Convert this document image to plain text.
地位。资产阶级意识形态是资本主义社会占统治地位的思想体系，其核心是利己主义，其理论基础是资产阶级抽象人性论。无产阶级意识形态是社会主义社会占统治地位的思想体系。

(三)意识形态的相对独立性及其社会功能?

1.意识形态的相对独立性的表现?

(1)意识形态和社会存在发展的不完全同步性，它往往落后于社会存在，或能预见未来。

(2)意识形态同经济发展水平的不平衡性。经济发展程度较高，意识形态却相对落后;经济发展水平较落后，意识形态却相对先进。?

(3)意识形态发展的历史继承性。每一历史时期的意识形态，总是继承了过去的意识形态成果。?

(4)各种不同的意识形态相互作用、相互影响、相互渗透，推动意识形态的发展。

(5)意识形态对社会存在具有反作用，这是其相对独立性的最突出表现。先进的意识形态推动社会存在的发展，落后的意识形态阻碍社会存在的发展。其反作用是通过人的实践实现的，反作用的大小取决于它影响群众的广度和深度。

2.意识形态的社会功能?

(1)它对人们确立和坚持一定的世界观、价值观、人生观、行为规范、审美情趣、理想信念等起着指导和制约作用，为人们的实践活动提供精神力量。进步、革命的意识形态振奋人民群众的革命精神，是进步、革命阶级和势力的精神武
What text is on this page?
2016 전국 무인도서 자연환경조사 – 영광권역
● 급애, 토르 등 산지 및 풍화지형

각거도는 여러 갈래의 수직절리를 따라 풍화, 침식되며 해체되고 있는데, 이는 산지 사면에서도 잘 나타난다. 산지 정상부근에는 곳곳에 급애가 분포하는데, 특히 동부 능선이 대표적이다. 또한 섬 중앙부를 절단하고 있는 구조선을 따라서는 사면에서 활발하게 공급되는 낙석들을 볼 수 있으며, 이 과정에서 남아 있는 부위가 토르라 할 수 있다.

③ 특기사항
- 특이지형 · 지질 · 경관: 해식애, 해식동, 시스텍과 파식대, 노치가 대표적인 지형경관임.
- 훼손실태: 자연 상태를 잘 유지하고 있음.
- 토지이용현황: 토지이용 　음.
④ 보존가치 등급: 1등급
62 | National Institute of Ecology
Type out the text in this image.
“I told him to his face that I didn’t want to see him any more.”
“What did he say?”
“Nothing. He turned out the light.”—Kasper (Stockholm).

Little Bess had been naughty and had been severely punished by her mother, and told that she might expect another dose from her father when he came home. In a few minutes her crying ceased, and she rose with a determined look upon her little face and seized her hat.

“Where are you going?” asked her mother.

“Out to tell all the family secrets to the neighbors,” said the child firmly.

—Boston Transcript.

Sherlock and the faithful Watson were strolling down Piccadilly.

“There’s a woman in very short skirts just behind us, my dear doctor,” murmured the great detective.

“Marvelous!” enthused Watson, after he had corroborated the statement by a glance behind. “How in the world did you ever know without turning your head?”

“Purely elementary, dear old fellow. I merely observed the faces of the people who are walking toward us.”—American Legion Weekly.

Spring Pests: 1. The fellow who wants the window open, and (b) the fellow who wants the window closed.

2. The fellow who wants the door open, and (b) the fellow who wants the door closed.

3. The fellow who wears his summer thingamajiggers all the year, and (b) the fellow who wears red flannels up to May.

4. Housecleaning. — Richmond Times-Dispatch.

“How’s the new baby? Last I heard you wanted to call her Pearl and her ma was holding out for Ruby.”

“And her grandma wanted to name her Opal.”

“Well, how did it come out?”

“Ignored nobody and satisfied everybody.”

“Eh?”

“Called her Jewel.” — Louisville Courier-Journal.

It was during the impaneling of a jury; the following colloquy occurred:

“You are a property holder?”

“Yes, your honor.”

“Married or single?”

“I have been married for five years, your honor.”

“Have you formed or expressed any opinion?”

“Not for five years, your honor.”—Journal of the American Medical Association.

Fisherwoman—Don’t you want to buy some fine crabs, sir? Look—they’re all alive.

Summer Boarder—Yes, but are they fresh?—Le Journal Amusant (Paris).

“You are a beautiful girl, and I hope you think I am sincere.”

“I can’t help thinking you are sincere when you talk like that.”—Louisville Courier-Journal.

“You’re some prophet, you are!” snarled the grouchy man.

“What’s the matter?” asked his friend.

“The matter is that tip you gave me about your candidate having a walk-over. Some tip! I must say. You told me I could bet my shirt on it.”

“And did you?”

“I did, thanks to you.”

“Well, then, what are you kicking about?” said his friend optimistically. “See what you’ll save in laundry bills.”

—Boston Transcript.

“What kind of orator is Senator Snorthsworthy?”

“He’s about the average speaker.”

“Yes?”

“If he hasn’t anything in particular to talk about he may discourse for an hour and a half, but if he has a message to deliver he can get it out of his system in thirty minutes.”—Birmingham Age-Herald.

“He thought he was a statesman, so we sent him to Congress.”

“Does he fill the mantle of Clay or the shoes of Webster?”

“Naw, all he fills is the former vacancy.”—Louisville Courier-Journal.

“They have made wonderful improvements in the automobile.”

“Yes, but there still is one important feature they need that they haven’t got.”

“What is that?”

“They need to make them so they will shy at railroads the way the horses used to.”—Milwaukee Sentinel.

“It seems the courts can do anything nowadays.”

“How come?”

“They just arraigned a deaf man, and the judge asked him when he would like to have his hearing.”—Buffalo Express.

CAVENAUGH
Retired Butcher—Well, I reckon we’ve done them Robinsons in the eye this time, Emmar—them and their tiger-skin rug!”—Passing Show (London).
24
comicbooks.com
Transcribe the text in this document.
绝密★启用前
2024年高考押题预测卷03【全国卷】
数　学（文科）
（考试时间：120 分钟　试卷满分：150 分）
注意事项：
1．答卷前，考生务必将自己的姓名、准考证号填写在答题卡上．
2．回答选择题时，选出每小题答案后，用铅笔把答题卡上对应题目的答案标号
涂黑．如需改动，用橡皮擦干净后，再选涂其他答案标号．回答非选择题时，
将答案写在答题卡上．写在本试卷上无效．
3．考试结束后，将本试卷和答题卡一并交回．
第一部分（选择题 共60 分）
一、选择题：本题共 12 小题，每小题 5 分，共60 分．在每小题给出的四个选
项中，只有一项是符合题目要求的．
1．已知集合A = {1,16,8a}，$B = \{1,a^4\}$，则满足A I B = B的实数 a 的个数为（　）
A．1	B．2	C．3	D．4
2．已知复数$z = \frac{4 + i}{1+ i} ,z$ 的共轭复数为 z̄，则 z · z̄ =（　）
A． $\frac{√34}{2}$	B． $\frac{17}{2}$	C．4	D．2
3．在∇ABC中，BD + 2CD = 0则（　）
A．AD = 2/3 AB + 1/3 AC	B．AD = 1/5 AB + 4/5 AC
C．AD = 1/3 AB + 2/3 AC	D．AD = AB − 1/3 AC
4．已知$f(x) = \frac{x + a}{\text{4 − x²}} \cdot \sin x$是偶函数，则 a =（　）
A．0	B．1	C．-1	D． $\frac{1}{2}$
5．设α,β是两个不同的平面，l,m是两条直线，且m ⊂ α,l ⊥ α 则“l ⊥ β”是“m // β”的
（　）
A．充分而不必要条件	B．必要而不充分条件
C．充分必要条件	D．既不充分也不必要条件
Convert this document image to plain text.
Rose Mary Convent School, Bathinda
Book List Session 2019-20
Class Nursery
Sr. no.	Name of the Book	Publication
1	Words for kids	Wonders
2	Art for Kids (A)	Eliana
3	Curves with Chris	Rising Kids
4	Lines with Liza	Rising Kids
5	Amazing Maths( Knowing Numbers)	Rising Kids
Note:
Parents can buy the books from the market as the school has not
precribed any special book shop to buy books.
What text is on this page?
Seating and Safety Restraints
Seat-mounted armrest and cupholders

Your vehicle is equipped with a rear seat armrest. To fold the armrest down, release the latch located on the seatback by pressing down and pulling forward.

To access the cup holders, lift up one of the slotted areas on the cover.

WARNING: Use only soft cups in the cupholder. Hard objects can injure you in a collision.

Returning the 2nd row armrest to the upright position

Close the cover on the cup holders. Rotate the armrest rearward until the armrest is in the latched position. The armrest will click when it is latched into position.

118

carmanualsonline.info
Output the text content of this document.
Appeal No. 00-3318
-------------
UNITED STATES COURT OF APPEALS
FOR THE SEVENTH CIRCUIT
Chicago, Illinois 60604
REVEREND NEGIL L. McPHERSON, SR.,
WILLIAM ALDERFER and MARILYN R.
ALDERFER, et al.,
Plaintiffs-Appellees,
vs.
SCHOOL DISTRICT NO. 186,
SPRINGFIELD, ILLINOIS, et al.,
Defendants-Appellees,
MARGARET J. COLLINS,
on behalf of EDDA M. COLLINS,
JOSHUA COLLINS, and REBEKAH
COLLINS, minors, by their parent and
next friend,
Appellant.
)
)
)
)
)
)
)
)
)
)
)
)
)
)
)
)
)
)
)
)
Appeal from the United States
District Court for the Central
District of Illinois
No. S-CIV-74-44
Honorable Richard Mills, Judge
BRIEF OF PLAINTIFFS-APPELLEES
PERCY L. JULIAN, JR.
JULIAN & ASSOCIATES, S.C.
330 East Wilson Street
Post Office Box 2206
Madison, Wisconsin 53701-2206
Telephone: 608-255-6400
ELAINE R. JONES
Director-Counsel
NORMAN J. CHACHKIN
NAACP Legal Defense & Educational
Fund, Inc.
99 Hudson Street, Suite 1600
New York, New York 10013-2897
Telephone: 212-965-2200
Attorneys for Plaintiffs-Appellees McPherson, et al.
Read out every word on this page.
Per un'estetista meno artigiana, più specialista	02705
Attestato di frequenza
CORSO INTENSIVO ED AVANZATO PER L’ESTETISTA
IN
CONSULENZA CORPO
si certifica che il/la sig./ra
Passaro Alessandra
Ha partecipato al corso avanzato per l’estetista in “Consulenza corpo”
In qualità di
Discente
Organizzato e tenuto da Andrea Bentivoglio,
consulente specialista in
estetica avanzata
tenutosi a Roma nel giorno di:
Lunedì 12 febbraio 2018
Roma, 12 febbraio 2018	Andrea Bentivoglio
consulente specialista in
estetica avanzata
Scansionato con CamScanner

* * * * * * *

Copy out every line from the material above in which the word "been" appears.

### Answer to this problem
Little Bess had been naughty and had been severely punished by her mother, and told that she might expect another dose from her father when he came home. In a few minutes her crying ceased, and she rose with a determined look upon her little face and seized her hat.
“I have been married for five years, your honor.”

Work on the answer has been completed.